*** Stored data ***
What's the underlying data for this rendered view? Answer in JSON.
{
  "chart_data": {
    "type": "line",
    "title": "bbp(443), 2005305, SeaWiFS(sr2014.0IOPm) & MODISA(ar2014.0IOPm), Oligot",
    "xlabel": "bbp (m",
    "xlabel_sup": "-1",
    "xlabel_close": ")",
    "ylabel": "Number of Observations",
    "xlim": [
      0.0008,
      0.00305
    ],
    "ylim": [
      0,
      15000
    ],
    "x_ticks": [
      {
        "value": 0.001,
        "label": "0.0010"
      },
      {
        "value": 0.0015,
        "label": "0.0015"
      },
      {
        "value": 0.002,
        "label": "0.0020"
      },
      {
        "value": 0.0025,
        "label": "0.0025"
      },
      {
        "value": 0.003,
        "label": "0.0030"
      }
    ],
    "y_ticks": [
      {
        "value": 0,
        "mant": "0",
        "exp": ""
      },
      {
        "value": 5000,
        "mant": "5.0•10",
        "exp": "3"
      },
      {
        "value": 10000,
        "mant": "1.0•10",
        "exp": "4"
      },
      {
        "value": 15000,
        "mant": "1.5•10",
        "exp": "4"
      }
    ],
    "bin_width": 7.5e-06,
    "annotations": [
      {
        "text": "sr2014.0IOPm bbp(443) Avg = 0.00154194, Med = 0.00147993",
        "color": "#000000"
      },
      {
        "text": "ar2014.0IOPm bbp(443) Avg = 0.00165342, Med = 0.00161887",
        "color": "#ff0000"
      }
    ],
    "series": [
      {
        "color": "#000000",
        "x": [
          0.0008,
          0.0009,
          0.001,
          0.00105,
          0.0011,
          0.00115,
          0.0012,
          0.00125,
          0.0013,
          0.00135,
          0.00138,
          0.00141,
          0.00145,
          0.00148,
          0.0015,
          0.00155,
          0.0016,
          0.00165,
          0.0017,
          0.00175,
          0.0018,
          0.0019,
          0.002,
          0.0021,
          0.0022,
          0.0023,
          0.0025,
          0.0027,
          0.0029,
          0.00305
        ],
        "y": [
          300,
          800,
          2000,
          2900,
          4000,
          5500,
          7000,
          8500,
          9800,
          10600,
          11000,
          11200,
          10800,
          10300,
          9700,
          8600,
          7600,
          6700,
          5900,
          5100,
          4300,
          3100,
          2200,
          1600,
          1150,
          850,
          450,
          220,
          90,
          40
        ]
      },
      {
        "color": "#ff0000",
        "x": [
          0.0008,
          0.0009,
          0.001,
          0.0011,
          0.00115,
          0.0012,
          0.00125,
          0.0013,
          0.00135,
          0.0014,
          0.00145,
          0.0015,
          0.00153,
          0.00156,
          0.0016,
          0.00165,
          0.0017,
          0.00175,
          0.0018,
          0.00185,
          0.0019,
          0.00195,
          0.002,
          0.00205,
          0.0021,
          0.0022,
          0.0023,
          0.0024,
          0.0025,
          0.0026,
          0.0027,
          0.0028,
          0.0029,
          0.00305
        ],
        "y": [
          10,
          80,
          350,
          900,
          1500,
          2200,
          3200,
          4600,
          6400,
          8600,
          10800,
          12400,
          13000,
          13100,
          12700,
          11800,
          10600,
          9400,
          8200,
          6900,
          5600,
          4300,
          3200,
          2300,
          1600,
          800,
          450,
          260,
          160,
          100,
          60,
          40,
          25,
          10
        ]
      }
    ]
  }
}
***
Retype all of the material, keeping each line exact.

» Problem solution
What's the underlying data for this rendered view? Answer in JSON.
{
  "chart_data": {
    "type": "line",
    "title": "bbp(443), 2005305, SeaWiFS(sr2014.0IOPm) & MODISA(ar2014.0IOPm), Oligot",
    "xlabel": "bbp (m",
    "xlabel_sup": "-1",
    "xlabel_close": ")",
    "ylabel": "Number of Observations",
    "xlim": [
      0.0008,
      0.00305
    ],
    "ylim": [
      0,
      15000
    ],
    "x_ticks": [
      {
        "value": 0.001,
        "label": "0.0010"
      },
      {
        "value": 0.0015,
        "label": "0.0015"
      },
      {
        "value": 0.002,
        "label": "0.0020"
      },
      {
        "value": 0.0025,
        "label": "0.0025"
      },
      {
        "value": 0.003,
        "label": "0.0030"
      }
    ],
    "y_ticks": [
      {
        "value": 0,
        "mant": "0",
        "exp": ""
      },
      {
        "value": 5000,
        "mant": "5.0•10",
        "exp": "3"
      },
      {
        "value": 10000,
        "mant": "1.0•10",
        "exp": "4"
      },
      {
        "value": 15000,
        "mant": "1.5•10",
        "exp": "4"
      }
    ],
    "bin_width": 7.5e-06,
    "annotations": [
      {
        "text": "sr2014.0IOPm bbp(443) Avg = 0.00154194, Med = 0.00147993",
        "color": "#000000"
      },
      {
        "text": "ar2014.0IOPm bbp(443) Avg = 0.00165342, Med = 0.00161887",
        "color": "#ff0000"
      }
    ],
    "series": [
      {
        "color": "#000000",
        "x": [
          0.0008,
          0.0009,
          0.001,
          0.00105,
          0.0011,
          0.00115,
          0.0012,
          0.00125,
          0.0013,
          0.00135,
          0.00138,
          0.00141,
          0.00145,
          0.00148,
          0.0015,
          0.00155,
          0.0016,
          0.00165,
          0.0017,
          0.00175,
          0.0018,
          0.0019,
          0.002,
          0.0021,
          0.0022,
          0.0023,
          0.0025,
          0.0027,
          0.0029,
          0.00305
        ],
        "y": [
          300,
          800,
          2000,
          2900,
          4000,
          5500,
          7000,
          8500,
          9800,
          10600,
          11000,
          11200,
          10800,
          10300,
          9700,
          8600,
          7600,
          6700,
          5900,
          5100,
          4300,
          3100,
          2200,
          1600,
          1150,
          850,
          450,
          220,
          90,
          40
        ]
      },
      {
        "color": "#ff0000",
        "x": [
          0.0008,
          0.0009,
          0.001,
          0.0011,
          0.00115,
          0.0012,
          0.00125,
          0.0013,
          0.00135,
          0.0014,
          0.00145,
          0.0015,
          0.00153,
          0.00156,
          0.0016,
          0.00165,
          0.0017,
          0.00175,
          0.0018,
          0.00185,
          0.0019,
          0.00195,
          0.002,
          0.00205,
          0.0021,
          0.0022,
          0.0023,
          0.0024,
          0.0025,
          0.0026,
          0.0027,
          0.0028,
          0.0029,
          0.00305
        ],
        "y": [
          10,
          80,
          350,
          900,
          1500,
          2200,
          3200,
          4600,
          6400,
          8600,
          10800,
          12400,
          13000,
          13100,
          12700,
          11800,
          10600,
          9400,
          8200,
          6900,
          5600,
          4300,
          3200,
          2300,
          1600,
          800,
          450,
          260,
          160,
          100,
          60,
          40,
          25,
          10
        ]
      }
    ]
  }
}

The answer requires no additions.